Output each entry exactly; skip nothing.
===
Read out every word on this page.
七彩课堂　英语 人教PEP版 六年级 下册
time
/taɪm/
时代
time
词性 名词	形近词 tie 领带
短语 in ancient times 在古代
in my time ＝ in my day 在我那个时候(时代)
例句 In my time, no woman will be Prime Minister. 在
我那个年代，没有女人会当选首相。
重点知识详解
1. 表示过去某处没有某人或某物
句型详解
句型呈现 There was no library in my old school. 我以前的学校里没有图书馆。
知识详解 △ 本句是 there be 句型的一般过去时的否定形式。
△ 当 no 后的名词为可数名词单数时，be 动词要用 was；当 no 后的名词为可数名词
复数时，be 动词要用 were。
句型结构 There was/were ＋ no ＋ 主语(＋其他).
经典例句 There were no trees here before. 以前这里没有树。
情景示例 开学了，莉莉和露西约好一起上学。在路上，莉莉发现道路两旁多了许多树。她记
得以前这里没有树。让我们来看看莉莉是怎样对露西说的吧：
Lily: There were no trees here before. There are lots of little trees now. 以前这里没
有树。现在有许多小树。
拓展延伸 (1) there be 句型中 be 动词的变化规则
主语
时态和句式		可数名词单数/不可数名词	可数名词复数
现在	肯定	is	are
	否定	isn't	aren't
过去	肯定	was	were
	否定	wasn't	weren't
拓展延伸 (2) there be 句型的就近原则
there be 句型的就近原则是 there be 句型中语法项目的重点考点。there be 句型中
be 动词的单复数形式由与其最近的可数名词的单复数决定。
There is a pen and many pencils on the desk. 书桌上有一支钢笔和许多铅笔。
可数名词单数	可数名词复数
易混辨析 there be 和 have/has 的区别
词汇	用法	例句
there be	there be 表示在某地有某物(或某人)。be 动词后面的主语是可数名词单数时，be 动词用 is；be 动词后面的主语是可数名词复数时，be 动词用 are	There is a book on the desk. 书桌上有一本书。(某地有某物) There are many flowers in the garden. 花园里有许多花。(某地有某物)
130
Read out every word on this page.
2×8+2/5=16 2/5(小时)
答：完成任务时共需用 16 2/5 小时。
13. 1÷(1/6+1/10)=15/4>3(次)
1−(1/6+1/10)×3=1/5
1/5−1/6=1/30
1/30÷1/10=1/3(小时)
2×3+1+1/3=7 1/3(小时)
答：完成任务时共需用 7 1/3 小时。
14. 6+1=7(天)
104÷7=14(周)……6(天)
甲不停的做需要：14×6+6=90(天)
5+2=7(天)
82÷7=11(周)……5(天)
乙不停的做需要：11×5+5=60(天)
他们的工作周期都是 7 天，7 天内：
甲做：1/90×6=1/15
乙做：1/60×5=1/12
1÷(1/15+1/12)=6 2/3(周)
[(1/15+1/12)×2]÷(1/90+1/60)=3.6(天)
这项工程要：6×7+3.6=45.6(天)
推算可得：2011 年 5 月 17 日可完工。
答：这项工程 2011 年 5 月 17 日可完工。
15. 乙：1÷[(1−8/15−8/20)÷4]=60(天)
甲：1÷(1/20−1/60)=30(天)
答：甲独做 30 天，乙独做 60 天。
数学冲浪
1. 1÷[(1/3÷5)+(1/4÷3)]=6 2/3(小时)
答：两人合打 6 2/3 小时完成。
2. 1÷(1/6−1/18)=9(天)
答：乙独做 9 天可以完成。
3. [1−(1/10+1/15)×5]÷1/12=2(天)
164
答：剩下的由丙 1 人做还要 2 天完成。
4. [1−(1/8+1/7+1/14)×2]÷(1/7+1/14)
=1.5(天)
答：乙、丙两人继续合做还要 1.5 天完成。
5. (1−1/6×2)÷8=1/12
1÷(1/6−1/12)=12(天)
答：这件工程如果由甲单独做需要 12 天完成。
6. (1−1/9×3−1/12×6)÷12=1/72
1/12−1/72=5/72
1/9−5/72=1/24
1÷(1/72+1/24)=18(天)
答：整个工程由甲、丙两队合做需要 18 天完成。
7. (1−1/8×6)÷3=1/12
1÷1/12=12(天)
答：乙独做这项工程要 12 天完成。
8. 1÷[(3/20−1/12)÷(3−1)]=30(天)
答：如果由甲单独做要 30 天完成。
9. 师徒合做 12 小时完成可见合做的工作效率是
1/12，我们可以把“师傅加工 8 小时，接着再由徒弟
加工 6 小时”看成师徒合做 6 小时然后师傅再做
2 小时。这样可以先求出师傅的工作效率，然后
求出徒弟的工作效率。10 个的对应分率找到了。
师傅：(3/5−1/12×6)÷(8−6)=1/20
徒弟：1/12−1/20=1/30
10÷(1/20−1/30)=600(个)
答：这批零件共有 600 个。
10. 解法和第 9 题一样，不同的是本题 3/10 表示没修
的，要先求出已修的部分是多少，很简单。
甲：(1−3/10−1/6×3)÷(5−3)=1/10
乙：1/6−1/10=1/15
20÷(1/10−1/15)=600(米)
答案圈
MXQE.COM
===
— Solution to this problem —
Read out every word on this page.
七彩课堂　英语 人教PEP版 六年级 下册
time
/taɪm/
时代
time
词性 名词	形近词 tie 领带
短语 in ancient times 在古代
in my time ＝ in my day 在我那个时候(时代)
例句 In my time, no woman will be Prime Minister. 在
我那个年代，没有女人会当选首相。
重点知识详解
1. 表示过去某处没有某人或某物
句型详解
句型呈现 There was no library in my old school. 我以前的学校里没有图书馆。
知识详解 △ 本句是 there be 句型的一般过去时的否定形式。
△ 当 no 后的名词为可数名词单数时，be 动词要用 was；当 no 后的名词为可数名词
复数时，be 动词要用 were。
句型结构 There was/were ＋ no ＋ 主语(＋其他).
经典例句 There were no trees here before. 以前这里没有树。
情景示例 开学了，莉莉和露西约好一起上学。在路上，莉莉发现道路两旁多了许多树。她记
得以前这里没有树。让我们来看看莉莉是怎样对露西说的吧：
Lily: There were no trees here before. There are lots of little trees now. 以前这里没
有树。现在有许多小树。
拓展延伸 (1) there be 句型中 be 动词的变化规则
主语
时态和句式		可数名词单数/不可数名词	可数名词复数
现在	肯定	is	are
	否定	isn't	aren't
过去	肯定	was	were
	否定	wasn't	weren't
拓展延伸 (2) there be 句型的就近原则
there be 句型的就近原则是 there be 句型中语法项目的重点考点。there be 句型中
be 动词的单复数形式由与其最近的可数名词的单复数决定。
There is a pen and many pencils on the desk. 书桌上有一支钢笔和许多铅笔。
可数名词单数	可数名词复数
易混辨析 there be 和 have/has 的区别
词汇	用法	例句
there be	there be 表示在某地有某物(或某人)。be 动词后面的主语是可数名词单数时，be 动词用 is；be 动词后面的主语是可数名词复数时，be 动词用 are	There is a book on the desk. 书桌上有一本书。(某地有某物) There are many flowers in the garden. 花园里有许多花。(某地有某物)
130
Read out every word on this page.
2×8+2/5=16 2/5(小时)
答：完成任务时共需用 16 2/5 小时。
13. 1÷(1/6+1/10)=15/4>3(次)
1−(1/6+1/10)×3=1/5
1/5−1/6=1/30
1/30÷1/10=1/3(小时)
2×3+1+1/3=7 1/3(小时)
答：完成任务时共需用 7 1/3 小时。
14. 6+1=7(天)
104÷7=14(周)……6(天)
甲不停的做需要：14×6+6=90(天)
5+2=7(天)
82÷7=11(周)……5(天)
乙不停的做需要：11×5+5=60(天)
他们的工作周期都是 7 天，7 天内：
甲做：1/90×6=1/15
乙做：1/60×5=1/12
1÷(1/15+1/12)=6 2/3(周)
[(1/15+1/12)×2]÷(1/90+1/60)=3.6(天)
这项工程要：6×7+3.6=45.6(天)
推算可得：2011 年 5 月 17 日可完工。
答：这项工程 2011 年 5 月 17 日可完工。
15. 乙：1÷[(1−8/15−8/20)÷4]=60(天)
甲：1÷(1/20−1/60)=30(天)
答：甲独做 30 天，乙独做 60 天。
数学冲浪
1. 1÷[(1/3÷5)+(1/4÷3)]=6 2/3(小时)
答：两人合打 6 2/3 小时完成。
2. 1÷(1/6−1/18)=9(天)
答：乙独做 9 天可以完成。
3. [1−(1/10+1/15)×5]÷1/12=2(天)
164
答：剩下的由丙 1 人做还要 2 天完成。
4. [1−(1/8+1/7+1/14)×2]÷(1/7+1/14)
=1.5(天)
答：乙、丙两人继续合做还要 1.5 天完成。
5. (1−1/6×2)÷8=1/12
1÷(1/6−1/12)=12(天)
答：这件工程如果由甲单独做需要 12 天完成。
6. (1−1/9×3−1/12×6)÷12=1/72
1/12−1/72=5/72
1/9−5/72=1/24
1÷(1/72+1/24)=18(天)
答：整个工程由甲、丙两队合做需要 18 天完成。
7. (1−1/8×6)÷3=1/12
1÷1/12=12(天)
答：乙独做这项工程要 12 天完成。
8. 1÷[(3/20−1/12)÷(3−1)]=30(天)
答：如果由甲单独做要 30 天完成。
9. 师徒合做 12 小时完成可见合做的工作效率是
1/12，我们可以把“师傅加工 8 小时，接着再由徒弟
加工 6 小时”看成师徒合做 6 小时然后师傅再做
2 小时。这样可以先求出师傅的工作效率，然后
求出徒弟的工作效率。10 个的对应分率找到了。
师傅：(3/5−1/12×6)÷(8−6)=1/20
徒弟：1/12−1/20=1/30
10÷(1/20−1/30)=600(个)
答：这批零件共有 600 个。
10. 解法和第 9 题一样，不同的是本题 3/10 表示没修
的，要先求出已修的部分是多少，很简单。
甲：(1−3/10−1/6×3)÷(5−3)=1/10
乙：1/6−1/10=1/15
20÷(1/10−1/15)=600(米)
答案圈
MXQE.COM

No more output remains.